> [EXERCISE BRIEF]:
Wherever "this" appears in a line, list that line.

> [ITEMS]:
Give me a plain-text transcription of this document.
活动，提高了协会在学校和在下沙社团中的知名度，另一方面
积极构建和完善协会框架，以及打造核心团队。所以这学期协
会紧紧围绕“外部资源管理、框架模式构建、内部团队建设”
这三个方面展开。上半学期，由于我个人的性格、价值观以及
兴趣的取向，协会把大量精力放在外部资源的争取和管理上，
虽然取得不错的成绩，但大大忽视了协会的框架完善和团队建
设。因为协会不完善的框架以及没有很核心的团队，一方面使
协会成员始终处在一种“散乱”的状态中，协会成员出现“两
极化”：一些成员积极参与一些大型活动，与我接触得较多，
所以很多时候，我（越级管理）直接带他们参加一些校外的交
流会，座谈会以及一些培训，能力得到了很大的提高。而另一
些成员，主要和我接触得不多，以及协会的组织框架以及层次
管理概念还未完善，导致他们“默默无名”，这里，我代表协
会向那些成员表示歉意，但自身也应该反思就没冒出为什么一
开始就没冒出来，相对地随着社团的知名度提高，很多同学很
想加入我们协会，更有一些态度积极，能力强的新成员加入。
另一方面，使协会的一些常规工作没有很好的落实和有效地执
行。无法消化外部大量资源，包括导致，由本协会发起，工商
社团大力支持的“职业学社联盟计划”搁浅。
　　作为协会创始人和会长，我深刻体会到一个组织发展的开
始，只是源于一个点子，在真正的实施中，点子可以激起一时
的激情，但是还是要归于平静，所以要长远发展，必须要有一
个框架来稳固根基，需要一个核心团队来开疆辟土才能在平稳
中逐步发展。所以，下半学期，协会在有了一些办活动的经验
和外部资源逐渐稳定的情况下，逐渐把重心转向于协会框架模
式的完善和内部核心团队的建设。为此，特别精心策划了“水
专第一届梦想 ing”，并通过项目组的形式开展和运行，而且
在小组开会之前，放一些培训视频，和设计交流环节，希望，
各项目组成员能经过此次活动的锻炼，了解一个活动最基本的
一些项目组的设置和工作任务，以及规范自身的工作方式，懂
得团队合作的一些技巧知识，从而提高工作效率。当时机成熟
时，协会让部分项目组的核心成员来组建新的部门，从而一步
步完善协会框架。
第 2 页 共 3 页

* * *

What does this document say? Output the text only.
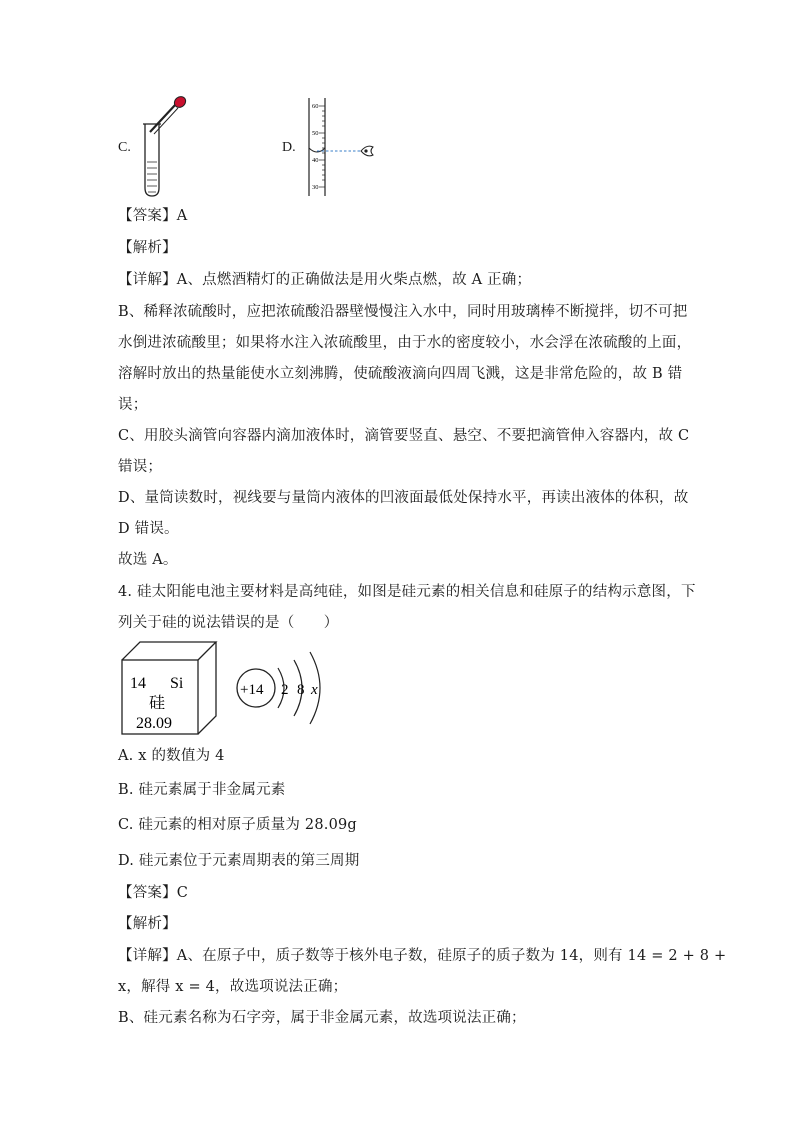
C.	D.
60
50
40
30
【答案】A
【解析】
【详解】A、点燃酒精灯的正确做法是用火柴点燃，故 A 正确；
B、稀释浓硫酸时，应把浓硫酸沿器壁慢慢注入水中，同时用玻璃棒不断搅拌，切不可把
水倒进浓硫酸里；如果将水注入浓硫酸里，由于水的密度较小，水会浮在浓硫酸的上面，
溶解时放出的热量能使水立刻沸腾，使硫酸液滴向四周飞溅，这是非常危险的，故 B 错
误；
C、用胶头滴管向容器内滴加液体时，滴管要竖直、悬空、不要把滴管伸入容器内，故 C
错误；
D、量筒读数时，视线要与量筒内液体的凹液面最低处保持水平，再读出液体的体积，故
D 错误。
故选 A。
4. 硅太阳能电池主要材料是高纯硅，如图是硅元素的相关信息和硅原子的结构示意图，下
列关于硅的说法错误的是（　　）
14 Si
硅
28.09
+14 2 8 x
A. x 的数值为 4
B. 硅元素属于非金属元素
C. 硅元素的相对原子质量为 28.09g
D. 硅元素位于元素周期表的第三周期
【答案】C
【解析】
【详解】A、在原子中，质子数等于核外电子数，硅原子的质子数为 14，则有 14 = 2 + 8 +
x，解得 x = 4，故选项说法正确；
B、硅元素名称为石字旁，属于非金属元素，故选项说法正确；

> [OUTPUT OF THE EXERCISE]:
Give me a plain-text transcription of this document.
What does this document say? Output the text only.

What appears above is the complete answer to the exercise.